12. A metal can body according to claim 11, wherein said
circumferentially extending rib and said plurality of
longitudinally extending ribs are each formed by an area of
increased thickness in said sidewall.
13. A metal can body according to claim 12, wherein said
circumferentially extending rib and said plurality of
longitudinally extending ribs each project radially inwardly from
said sidewall portion.
14. A metal can body according to claim 12, wherein said
non-cylindrical stylized shape of said sidewall portion comprises a
plurality of longitudinally extending grooves formed in said
sidewall portion, and wherein each of said thickened longitudinally
extending ribs are located in one of said grooves.
15. A method of making a metal can, comprising:
(a) forming a sidewall portion that has a plurality of
substantially longitudinally extending ribs, said longitudinal ribs
providing additional axial strength;
(b) assembling at least one can end member to said sidewall portion
to complete formation of a metal can; and
(c) forming the sidewall portion into a non-cylindrical, shaped can
at a point in time after step (a).
16. A can made according to the method described in claim 15.
17. A method according to claim 15, wherein step (a) comprises a
drawing and ironing process that is performed with a punch that has
a plurality of longitudinal grooves therein corresponding to said
ribs.
18. A method according to claim 15, wherein each of said
longitudinally extending ribs are formed by an area of increased
thickness in said sidewall.
19. A method according to claim 18, wherein each of said thickened
longitudinally extending ribs projects radially inwardly from said
sidewall portion.
Description
BACKGROUND OF THE INVENTION
1. Field of the Invention
This invention relates to metal cans, such as those which are in
wide use for packaging soft drinks and other beverages. More
specifically, this invention relates to an improved metal can, and
especially a stylized, shaped can, that provides enhanced strength
characteristics at a given container weight as compared with
conventional metal containers.
2. Description of the Related Technology
Today's market for metal beverage cans is extremely price
competitive, which necessitates making the cans from the least
amount of metal possible while still providing the necessary
structural integrity to prevent collapsing or wrinkling the
container's side wall. Considering the enormous volume of cans that
are made worldwide each year, even a small reduction of the amount
of material that is necessary to provide a can of adequate strength
promises substantial cost savings to the industry. Accordingly, a
great deal of effort is being put into the development of metal
cans having improved strength to weight characteristics.

=== Stored records ===
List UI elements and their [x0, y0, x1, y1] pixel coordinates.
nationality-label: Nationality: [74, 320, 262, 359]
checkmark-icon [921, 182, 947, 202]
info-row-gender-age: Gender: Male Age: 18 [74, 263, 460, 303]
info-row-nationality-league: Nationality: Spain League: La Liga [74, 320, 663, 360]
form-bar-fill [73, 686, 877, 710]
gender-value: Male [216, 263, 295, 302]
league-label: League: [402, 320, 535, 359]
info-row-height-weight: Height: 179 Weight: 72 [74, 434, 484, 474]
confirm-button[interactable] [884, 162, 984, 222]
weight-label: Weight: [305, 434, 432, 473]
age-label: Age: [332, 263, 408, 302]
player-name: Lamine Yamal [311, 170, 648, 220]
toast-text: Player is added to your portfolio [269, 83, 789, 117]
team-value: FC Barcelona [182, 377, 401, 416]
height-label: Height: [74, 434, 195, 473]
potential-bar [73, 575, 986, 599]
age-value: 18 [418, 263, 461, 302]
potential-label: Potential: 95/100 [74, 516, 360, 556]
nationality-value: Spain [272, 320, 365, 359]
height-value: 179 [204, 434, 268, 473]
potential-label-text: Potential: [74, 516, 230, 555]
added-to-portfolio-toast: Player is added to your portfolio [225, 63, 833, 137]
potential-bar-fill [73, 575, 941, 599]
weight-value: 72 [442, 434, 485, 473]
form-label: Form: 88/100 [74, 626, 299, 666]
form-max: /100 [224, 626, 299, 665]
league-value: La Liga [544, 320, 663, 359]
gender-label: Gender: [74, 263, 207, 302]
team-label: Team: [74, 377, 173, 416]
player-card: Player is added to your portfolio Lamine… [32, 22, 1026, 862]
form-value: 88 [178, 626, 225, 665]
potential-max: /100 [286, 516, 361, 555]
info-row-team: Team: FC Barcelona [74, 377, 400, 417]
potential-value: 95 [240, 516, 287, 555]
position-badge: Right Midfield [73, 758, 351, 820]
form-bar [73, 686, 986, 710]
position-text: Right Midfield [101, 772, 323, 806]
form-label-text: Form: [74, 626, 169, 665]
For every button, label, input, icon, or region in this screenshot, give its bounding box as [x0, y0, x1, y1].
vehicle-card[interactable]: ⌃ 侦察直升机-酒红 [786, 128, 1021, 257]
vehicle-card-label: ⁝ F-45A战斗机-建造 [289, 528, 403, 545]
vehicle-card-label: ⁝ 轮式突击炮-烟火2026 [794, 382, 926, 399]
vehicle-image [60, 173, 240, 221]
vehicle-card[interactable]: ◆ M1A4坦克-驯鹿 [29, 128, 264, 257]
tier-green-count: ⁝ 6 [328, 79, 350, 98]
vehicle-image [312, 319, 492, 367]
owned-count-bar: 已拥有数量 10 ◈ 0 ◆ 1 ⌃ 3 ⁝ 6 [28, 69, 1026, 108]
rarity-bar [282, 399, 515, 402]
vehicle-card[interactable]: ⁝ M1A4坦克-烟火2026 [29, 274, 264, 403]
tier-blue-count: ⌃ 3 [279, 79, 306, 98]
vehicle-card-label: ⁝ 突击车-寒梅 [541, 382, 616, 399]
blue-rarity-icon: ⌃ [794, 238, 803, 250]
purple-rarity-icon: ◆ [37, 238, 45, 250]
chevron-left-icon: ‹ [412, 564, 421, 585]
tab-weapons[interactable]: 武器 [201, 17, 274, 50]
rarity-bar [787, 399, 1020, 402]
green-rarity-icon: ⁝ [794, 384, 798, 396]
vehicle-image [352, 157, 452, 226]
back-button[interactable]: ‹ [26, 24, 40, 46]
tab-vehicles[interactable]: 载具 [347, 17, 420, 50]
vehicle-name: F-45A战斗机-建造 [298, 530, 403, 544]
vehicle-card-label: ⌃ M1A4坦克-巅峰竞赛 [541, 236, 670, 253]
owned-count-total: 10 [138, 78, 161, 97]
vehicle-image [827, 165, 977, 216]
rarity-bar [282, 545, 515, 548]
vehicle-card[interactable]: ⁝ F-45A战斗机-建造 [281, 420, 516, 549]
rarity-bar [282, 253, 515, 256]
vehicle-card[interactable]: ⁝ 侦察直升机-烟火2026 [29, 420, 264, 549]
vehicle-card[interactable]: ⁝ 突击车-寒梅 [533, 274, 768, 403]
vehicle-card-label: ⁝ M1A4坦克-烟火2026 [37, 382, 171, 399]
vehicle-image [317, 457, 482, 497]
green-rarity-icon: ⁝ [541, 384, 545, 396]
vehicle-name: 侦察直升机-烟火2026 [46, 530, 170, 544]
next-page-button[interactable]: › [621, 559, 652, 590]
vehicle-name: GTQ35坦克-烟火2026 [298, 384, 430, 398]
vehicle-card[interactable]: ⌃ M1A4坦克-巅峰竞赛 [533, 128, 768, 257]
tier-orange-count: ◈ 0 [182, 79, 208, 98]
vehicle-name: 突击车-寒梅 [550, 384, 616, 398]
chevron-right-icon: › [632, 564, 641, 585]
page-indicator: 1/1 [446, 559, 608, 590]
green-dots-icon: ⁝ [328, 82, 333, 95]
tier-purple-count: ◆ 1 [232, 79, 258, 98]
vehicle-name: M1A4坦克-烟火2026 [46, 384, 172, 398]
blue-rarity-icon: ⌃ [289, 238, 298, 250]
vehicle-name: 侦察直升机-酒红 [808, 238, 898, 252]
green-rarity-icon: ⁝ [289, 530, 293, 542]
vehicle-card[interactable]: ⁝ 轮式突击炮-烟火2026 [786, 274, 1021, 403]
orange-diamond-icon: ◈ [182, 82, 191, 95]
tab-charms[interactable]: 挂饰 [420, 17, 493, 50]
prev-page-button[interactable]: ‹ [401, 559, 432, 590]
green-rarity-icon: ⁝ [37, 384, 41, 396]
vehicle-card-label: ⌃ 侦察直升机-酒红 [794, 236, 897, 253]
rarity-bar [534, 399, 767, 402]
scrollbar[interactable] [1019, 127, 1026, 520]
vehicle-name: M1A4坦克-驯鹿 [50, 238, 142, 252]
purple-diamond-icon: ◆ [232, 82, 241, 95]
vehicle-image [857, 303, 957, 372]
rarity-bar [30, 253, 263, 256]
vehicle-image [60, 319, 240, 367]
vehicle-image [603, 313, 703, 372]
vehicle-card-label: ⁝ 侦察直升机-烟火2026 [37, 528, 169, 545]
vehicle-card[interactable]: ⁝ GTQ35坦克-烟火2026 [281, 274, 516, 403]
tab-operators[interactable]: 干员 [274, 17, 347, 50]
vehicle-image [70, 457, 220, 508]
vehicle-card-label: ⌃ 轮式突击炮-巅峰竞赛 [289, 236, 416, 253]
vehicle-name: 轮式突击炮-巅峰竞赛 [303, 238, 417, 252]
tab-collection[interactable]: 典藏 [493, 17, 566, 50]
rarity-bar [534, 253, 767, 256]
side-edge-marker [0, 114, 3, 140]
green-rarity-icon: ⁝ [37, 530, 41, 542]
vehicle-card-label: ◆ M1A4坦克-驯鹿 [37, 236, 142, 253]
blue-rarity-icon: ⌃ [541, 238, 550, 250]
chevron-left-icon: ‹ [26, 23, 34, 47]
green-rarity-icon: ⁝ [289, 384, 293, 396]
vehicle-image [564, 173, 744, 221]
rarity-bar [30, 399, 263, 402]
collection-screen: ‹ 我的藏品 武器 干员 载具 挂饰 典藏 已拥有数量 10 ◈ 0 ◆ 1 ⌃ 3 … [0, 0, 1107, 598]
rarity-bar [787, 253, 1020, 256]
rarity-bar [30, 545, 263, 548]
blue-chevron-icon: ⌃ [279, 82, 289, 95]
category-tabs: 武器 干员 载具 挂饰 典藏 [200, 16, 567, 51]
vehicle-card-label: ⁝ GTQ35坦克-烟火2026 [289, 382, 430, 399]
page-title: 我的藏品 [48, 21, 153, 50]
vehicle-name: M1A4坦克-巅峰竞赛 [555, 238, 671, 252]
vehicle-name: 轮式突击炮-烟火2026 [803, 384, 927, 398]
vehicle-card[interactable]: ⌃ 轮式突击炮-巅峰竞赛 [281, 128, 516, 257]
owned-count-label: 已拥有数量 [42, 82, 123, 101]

=== Stated exercise ===
Transcribe the patent text from "12. A metal" to "said sidewall portion.". Rely only on the patent text, not the listing.

=== Solution below ===
12. A metal can body according to claim 11, wherein said
circumferentially extending rib and said plurality of
longitudinally extending ribs are each formed by an area of
increased thickness in said sidewall.
13. A metal can body according to claim 12, wherein said
circumferentially extending rib and said plurality of
longitudinally extending ribs each project radially inwardly from
said sidewall portion.